------ Data records

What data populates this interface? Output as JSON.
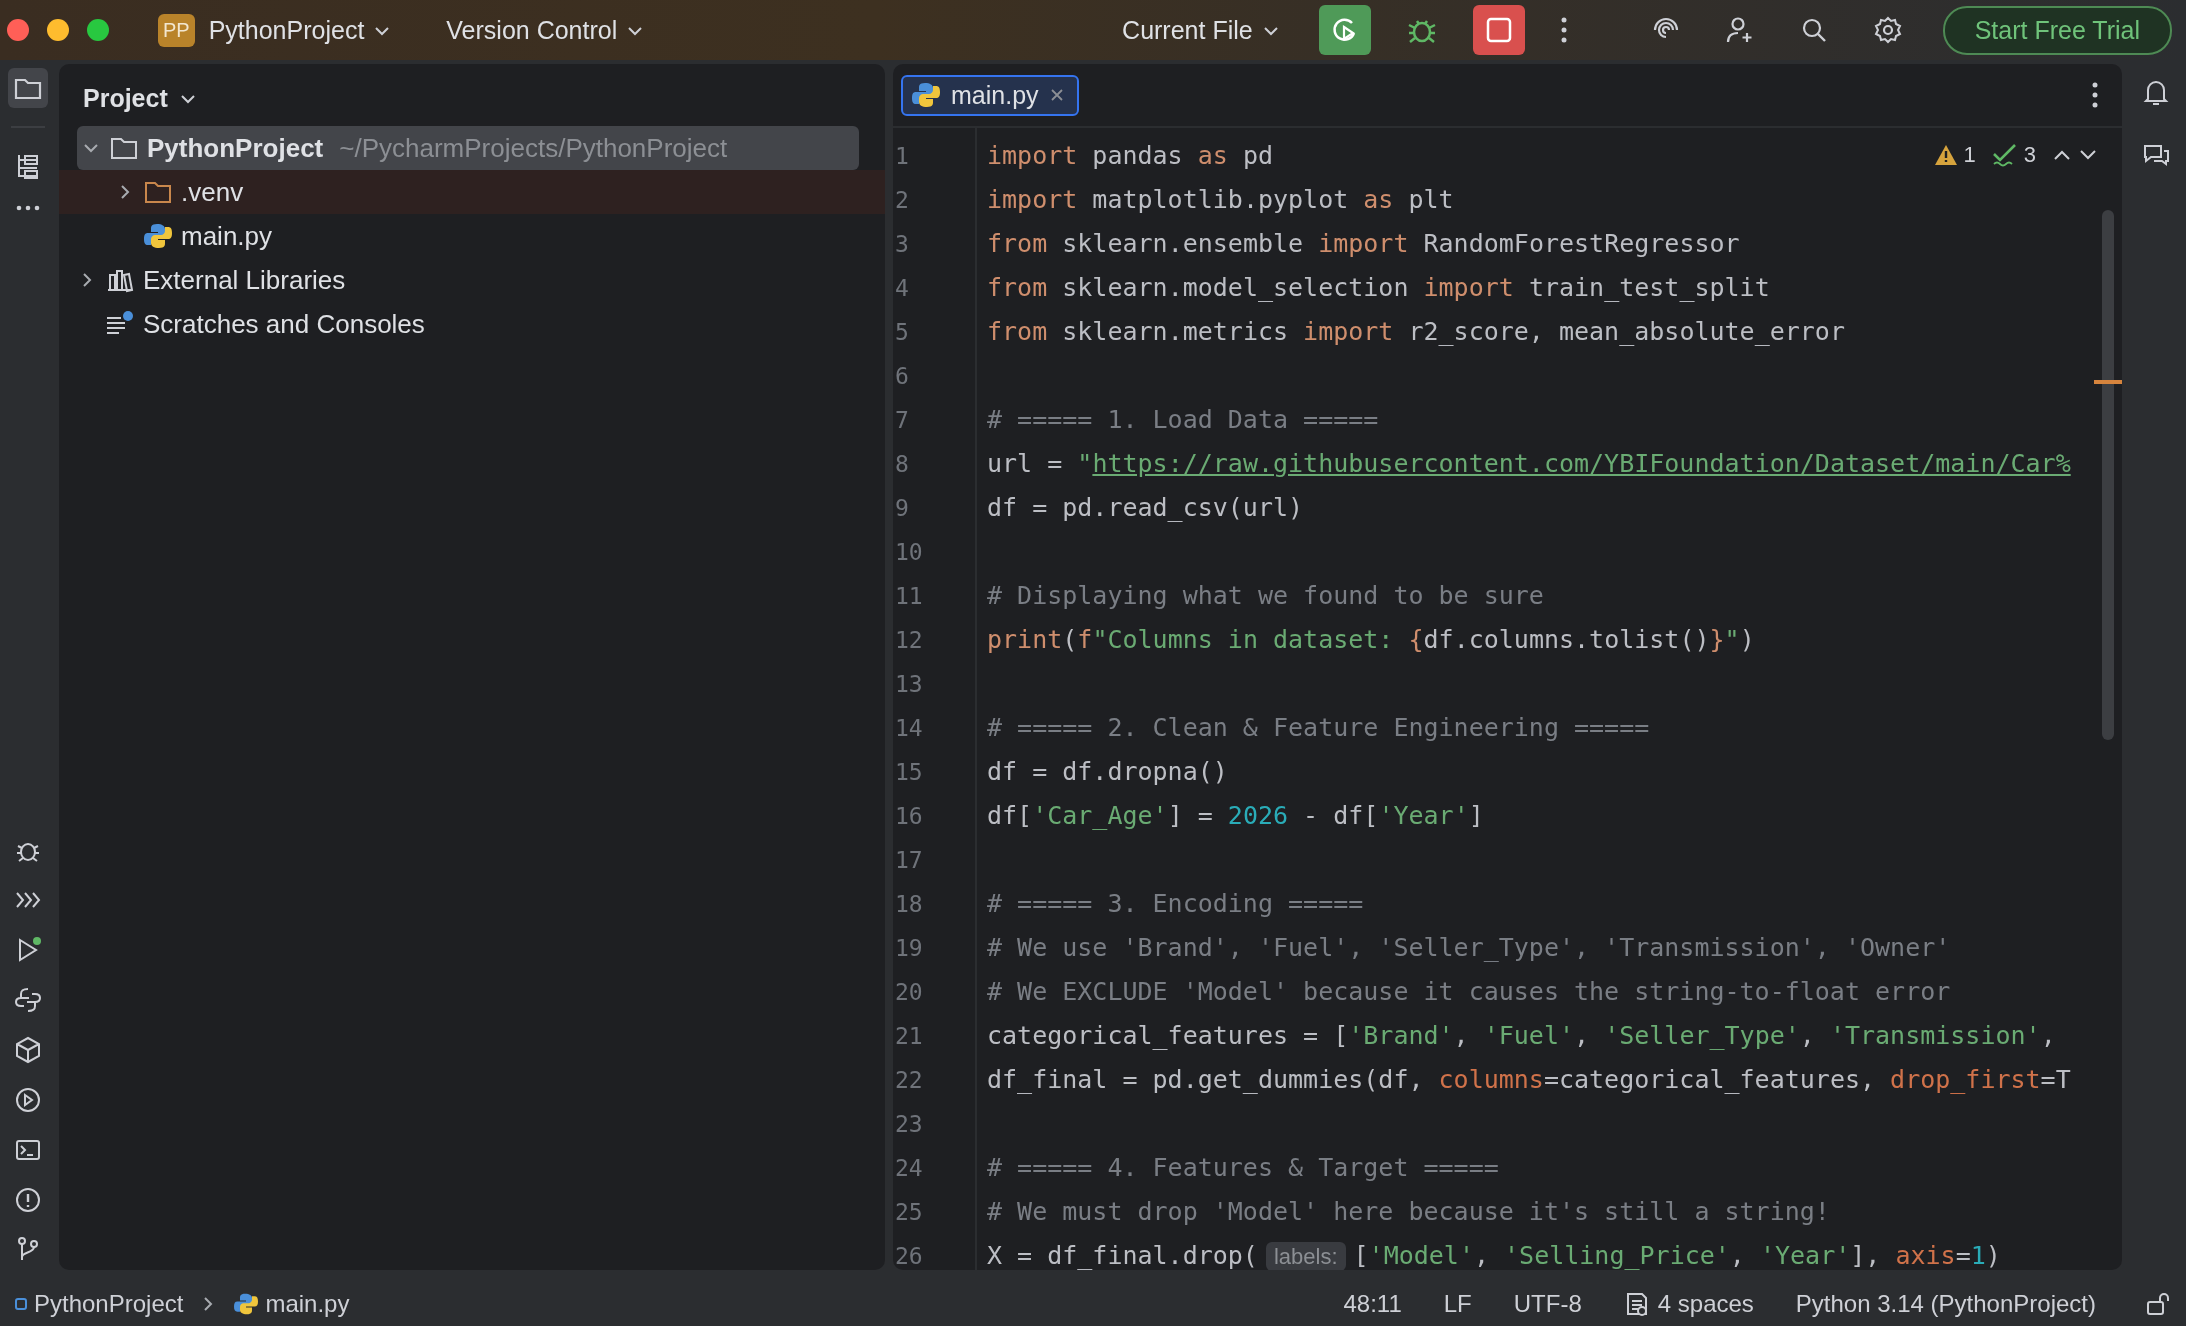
{
  "title_bar": {
    "project_badge": "PP",
    "project": "PythonProject",
    "vcs": "Version Control",
    "run_config": "Current File",
    "trial_button": "Start Free Trial"
  },
  "project_panel": {
    "title": "Project",
    "tree": [
      {
        "label": "PythonProject",
        "path": "~/PycharmProjects/PythonProject",
        "kind": "project",
        "expanded": true,
        "selected": true,
        "children": [
          {
            "label": ".venv",
            "kind": "excluded",
            "expanded": false,
            "selected": false
          },
          {
            "label": "main.py",
            "kind": "python",
            "selected": false
          }
        ]
      },
      {
        "label": "External Libraries",
        "kind": "library",
        "expanded": false,
        "selected": false
      },
      {
        "label": "Scratches and Consoles",
        "kind": "scratches",
        "selected": false
      }
    ]
  },
  "tabs": [
    {
      "label": "main.py",
      "selected": true
    }
  ],
  "inspections": {
    "warnings": "1",
    "checks": "3"
  },
  "code": [
    {
      "n": "1",
      "tokens": [
        {
          "kind": "keyword",
          "t": "import"
        },
        {
          "kind": "plain",
          "t": " pandas "
        },
        {
          "kind": "keyword",
          "t": "as"
        },
        {
          "kind": "plain",
          "t": " pd"
        }
      ]
    },
    {
      "n": "2",
      "tokens": [
        {
          "kind": "keyword",
          "t": "import"
        },
        {
          "kind": "plain",
          "t": " matplotlib.pyplot "
        },
        {
          "kind": "keyword",
          "t": "as"
        },
        {
          "kind": "plain",
          "t": " plt"
        }
      ]
    },
    {
      "n": "3",
      "tokens": [
        {
          "kind": "keyword",
          "t": "from"
        },
        {
          "kind": "plain",
          "t": " sklearn.ensemble "
        },
        {
          "kind": "keyword",
          "t": "import"
        },
        {
          "kind": "plain",
          "t": " RandomForestRegressor"
        }
      ]
    },
    {
      "n": "4",
      "tokens": [
        {
          "kind": "keyword",
          "t": "from"
        },
        {
          "kind": "plain",
          "t": " sklearn.model_selection "
        },
        {
          "kind": "keyword",
          "t": "import"
        },
        {
          "kind": "plain",
          "t": " train_test_split"
        }
      ]
    },
    {
      "n": "5",
      "tokens": [
        {
          "kind": "keyword",
          "t": "from"
        },
        {
          "kind": "plain",
          "t": " sklearn.metrics "
        },
        {
          "kind": "keyword",
          "t": "import"
        },
        {
          "kind": "plain",
          "t": " r2_score, mean_absolute_error"
        }
      ]
    },
    {
      "n": "6"
    },
    {
      "n": "7",
      "tokens": [
        {
          "kind": "comment",
          "t": "# ===== 1. Load Data ====="
        }
      ]
    },
    {
      "n": "8",
      "tokens": [
        {
          "kind": "plain",
          "t": "url = "
        },
        {
          "kind": "string",
          "t": "\""
        },
        {
          "kind": "url",
          "t": "https://raw.githubusercontent.com/YBIFoundation/Dataset/main/Car%"
        }
      ]
    },
    {
      "n": "9",
      "tokens": [
        {
          "kind": "plain",
          "t": "df = pd.read_csv(url)"
        }
      ]
    },
    {
      "n": "10"
    },
    {
      "n": "11",
      "tokens": [
        {
          "kind": "comment",
          "t": "# Displaying what we found to be sure"
        }
      ]
    },
    {
      "n": "12",
      "tokens": [
        {
          "kind": "keyword",
          "t": "print"
        },
        {
          "kind": "plain",
          "t": "("
        },
        {
          "kind": "keyword",
          "t": "f"
        },
        {
          "kind": "string",
          "t": "\"Columns in dataset: "
        },
        {
          "kind": "keyword",
          "t": "{"
        },
        {
          "kind": "plain",
          "t": "df.columns.tolist()"
        },
        {
          "kind": "keyword",
          "t": "}"
        },
        {
          "kind": "string",
          "t": "\""
        },
        {
          "kind": "plain",
          "t": ")"
        }
      ]
    },
    {
      "n": "13"
    },
    {
      "n": "14",
      "tokens": [
        {
          "kind": "comment",
          "t": "# ===== 2. Clean & Feature Engineering ====="
        }
      ]
    },
    {
      "n": "15",
      "tokens": [
        {
          "kind": "plain",
          "t": "df = df.dropna()"
        }
      ]
    },
    {
      "n": "16",
      "tokens": [
        {
          "kind": "plain",
          "t": "df["
        },
        {
          "kind": "string",
          "t": "'Car_Age'"
        },
        {
          "kind": "plain",
          "t": "] = "
        },
        {
          "kind": "number",
          "t": "2026"
        },
        {
          "kind": "plain",
          "t": " - df["
        },
        {
          "kind": "string",
          "t": "'Year'"
        },
        {
          "kind": "plain",
          "t": "]"
        }
      ]
    },
    {
      "n": "17"
    },
    {
      "n": "18",
      "tokens": [
        {
          "kind": "comment",
          "t": "# ===== 3. Encoding ====="
        }
      ]
    },
    {
      "n": "19",
      "tokens": [
        {
          "kind": "comment",
          "t": "# We use 'Brand', 'Fuel', 'Seller_Type', 'Transmission', 'Owner'"
        }
      ]
    },
    {
      "n": "20",
      "tokens": [
        {
          "kind": "comment",
          "t": "# We EXCLUDE 'Model' because it causes the string-to-float error"
        }
      ]
    },
    {
      "n": "21",
      "tokens": [
        {
          "kind": "plain",
          "t": "categorical_features = ["
        },
        {
          "kind": "string",
          "t": "'Brand'"
        },
        {
          "kind": "plain",
          "t": ", "
        },
        {
          "kind": "string",
          "t": "'Fuel'"
        },
        {
          "kind": "plain",
          "t": ", "
        },
        {
          "kind": "string",
          "t": "'Seller_Type'"
        },
        {
          "kind": "plain",
          "t": ", "
        },
        {
          "kind": "string",
          "t": "'Transmission'"
        },
        {
          "kind": "plain",
          "t": ","
        }
      ]
    },
    {
      "n": "22",
      "tokens": [
        {
          "kind": "plain",
          "t": "df_final = pd.get_dummies(df, "
        },
        {
          "kind": "param",
          "t": "columns"
        },
        {
          "kind": "plain",
          "t": "=categorical_features, "
        },
        {
          "kind": "param",
          "t": "drop_first"
        },
        {
          "kind": "plain",
          "t": "=T"
        }
      ]
    },
    {
      "n": "23"
    },
    {
      "n": "24",
      "tokens": [
        {
          "kind": "comment",
          "t": "# ===== 4. Features & Target ====="
        }
      ]
    },
    {
      "n": "25",
      "tokens": [
        {
          "kind": "comment",
          "t": "# We must drop 'Model' here because it's still a string!"
        }
      ]
    },
    {
      "n": "26",
      "tokens": [
        {
          "kind": "plain",
          "t": "X = df_final.drop("
        },
        {
          "kind": "hint",
          "t": "labels:"
        },
        {
          "kind": "plain",
          "t": "["
        },
        {
          "kind": "string",
          "t": "'Model'"
        },
        {
          "kind": "plain",
          "t": ", "
        },
        {
          "kind": "string",
          "t": "'Selling_Price'"
        },
        {
          "kind": "plain",
          "t": ", "
        },
        {
          "kind": "string",
          "t": "'Year'"
        },
        {
          "kind": "plain",
          "t": "], "
        },
        {
          "kind": "param",
          "t": "axis"
        },
        {
          "kind": "plain",
          "t": "="
        },
        {
          "kind": "number",
          "t": "1"
        },
        {
          "kind": "plain",
          "t": ")"
        }
      ]
    }
  ],
  "status_bar": {
    "breadcrumbs": [
      {
        "label": "PythonProject",
        "kind": "module"
      },
      {
        "label": "main.py",
        "kind": "python"
      }
    ],
    "position": "48:11",
    "line_separator": "LF",
    "encoding": "UTF-8",
    "indent": "4 spaces",
    "interpreter": "Python 3.14 (PythonProject)"
  }
}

------------

Stated problem —
Scan the data above and copy every line with "main" in it.

Answer for this exercise —
            "label": "main.py",
      "label": "main.py",
          "t": "https://raw.githubusercontent.com/YBIFoundation/Dataset/main/Car%"
        "label": "main.py",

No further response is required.